──────── Entries

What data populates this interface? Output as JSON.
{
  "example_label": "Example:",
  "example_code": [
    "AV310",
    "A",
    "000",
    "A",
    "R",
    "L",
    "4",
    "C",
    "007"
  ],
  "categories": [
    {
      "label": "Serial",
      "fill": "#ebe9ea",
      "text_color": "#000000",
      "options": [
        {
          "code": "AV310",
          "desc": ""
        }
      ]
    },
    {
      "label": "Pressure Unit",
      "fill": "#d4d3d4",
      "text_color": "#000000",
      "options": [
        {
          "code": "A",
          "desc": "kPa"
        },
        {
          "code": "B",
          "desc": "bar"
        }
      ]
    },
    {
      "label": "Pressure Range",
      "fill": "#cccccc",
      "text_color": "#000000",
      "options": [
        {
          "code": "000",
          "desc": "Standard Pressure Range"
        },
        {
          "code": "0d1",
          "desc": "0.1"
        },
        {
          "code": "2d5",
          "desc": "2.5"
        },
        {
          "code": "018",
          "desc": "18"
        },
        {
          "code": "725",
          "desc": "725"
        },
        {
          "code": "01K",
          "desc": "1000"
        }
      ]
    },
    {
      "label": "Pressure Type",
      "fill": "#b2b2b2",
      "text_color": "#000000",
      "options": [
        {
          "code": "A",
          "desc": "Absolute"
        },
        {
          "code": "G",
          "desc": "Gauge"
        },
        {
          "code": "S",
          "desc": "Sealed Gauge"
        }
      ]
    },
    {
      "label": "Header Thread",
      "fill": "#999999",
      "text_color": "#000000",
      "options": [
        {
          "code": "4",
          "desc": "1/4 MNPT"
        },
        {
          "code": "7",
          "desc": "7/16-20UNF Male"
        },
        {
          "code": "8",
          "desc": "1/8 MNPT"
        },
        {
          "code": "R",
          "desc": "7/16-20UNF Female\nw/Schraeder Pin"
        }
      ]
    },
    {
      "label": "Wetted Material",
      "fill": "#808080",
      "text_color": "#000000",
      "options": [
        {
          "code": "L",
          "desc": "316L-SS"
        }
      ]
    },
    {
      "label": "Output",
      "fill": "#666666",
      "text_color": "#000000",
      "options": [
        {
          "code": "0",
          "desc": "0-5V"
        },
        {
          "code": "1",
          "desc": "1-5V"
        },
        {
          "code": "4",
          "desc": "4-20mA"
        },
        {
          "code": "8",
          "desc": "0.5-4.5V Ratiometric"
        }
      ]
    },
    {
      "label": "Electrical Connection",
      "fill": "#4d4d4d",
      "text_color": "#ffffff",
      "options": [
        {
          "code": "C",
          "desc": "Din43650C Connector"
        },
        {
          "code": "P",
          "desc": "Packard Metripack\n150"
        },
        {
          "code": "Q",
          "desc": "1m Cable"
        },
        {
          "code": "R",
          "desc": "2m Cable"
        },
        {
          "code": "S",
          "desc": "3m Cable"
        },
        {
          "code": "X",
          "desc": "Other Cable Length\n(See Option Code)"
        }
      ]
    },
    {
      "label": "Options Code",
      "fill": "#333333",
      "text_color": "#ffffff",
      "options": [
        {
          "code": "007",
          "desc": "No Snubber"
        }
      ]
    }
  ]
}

────────────────

• **Instructions for the task**:
Restate each record exactly as written.

• **Final result**:
What data populates this interface? Output as JSON.
{
  "example_label": "Example:",
  "example_code": [
    "AV310",
    "A",
    "000",
    "A",
    "R",
    "L",
    "4",
    "C",
    "007"
  ],
  "categories": [
    {
      "label": "Serial",
      "fill": "#ebe9ea",
      "text_color": "#000000",
      "options": [
        {
          "code": "AV310",
          "desc": ""
        }
      ]
    },
    {
      "label": "Pressure Unit",
      "fill": "#d4d3d4",
      "text_color": "#000000",
      "options": [
        {
          "code": "A",
          "desc": "kPa"
        },
        {
          "code": "B",
          "desc": "bar"
        }
      ]
    },
    {
      "label": "Pressure Range",
      "fill": "#cccccc",
      "text_color": "#000000",
      "options": [
        {
          "code": "000",
          "desc": "Standard Pressure Range"
        },
        {
          "code": "0d1",
          "desc": "0.1"
        },
        {
          "code": "2d5",
          "desc": "2.5"
        },
        {
          "code": "018",
          "desc": "18"
        },
        {
          "code": "725",
          "desc": "725"
        },
        {
          "code": "01K",
          "desc": "1000"
        }
      ]
    },
    {
      "label": "Pressure Type",
      "fill": "#b2b2b2",
      "text_color": "#000000",
      "options": [
        {
          "code": "A",
          "desc": "Absolute"
        },
        {
          "code": "G",
          "desc": "Gauge"
        },
        {
          "code": "S",
          "desc": "Sealed Gauge"
        }
      ]
    },
    {
      "label": "Header Thread",
      "fill": "#999999",
      "text_color": "#000000",
      "options": [
        {
          "code": "4",
          "desc": "1/4 MNPT"
        },
        {
          "code": "7",
          "desc": "7/16-20UNF Male"
        },
        {
          "code": "8",
          "desc": "1/8 MNPT"
        },
        {
          "code": "R",
          "desc": "7/16-20UNF Female\nw/Schraeder Pin"
        }
      ]
    },
    {
      "label": "Wetted Material",
      "fill": "#808080",
      "text_color": "#000000",
      "options": [
        {
          "code": "L",
          "desc": "316L-SS"
        }
      ]
    },
    {
      "label": "Output",
      "fill": "#666666",
      "text_color": "#000000",
      "options": [
        {
          "code": "0",
          "desc": "0-5V"
        },
        {
          "code": "1",
          "desc": "1-5V"
        },
        {
          "code": "4",
          "desc": "4-20mA"
        },
        {
          "code": "8",
          "desc": "0.5-4.5V Ratiometric"
        }
      ]
    },
    {
      "label": "Electrical Connection",
      "fill": "#4d4d4d",
      "text_color": "#ffffff",
      "options": [
        {
          "code": "C",
          "desc": "Din43650C Connector"
        },
        {
          "code": "P",
          "desc": "Packard Metripack\n150"
        },
        {
          "code": "Q",
          "desc": "1m Cable"
        },
        {
          "code": "R",
          "desc": "2m Cable"
        },
        {
          "code": "S",
          "desc": "3m Cable"
        },
        {
          "code": "X",
          "desc": "Other Cable Length\n(See Option Code)"
        }
      ]
    },
    {
      "label": "Options Code",
      "fill": "#333333",
      "text_color": "#ffffff",
      "options": [
        {
          "code": "007",
          "desc": "No Snubber"
        }
      ]
    }
  ]
}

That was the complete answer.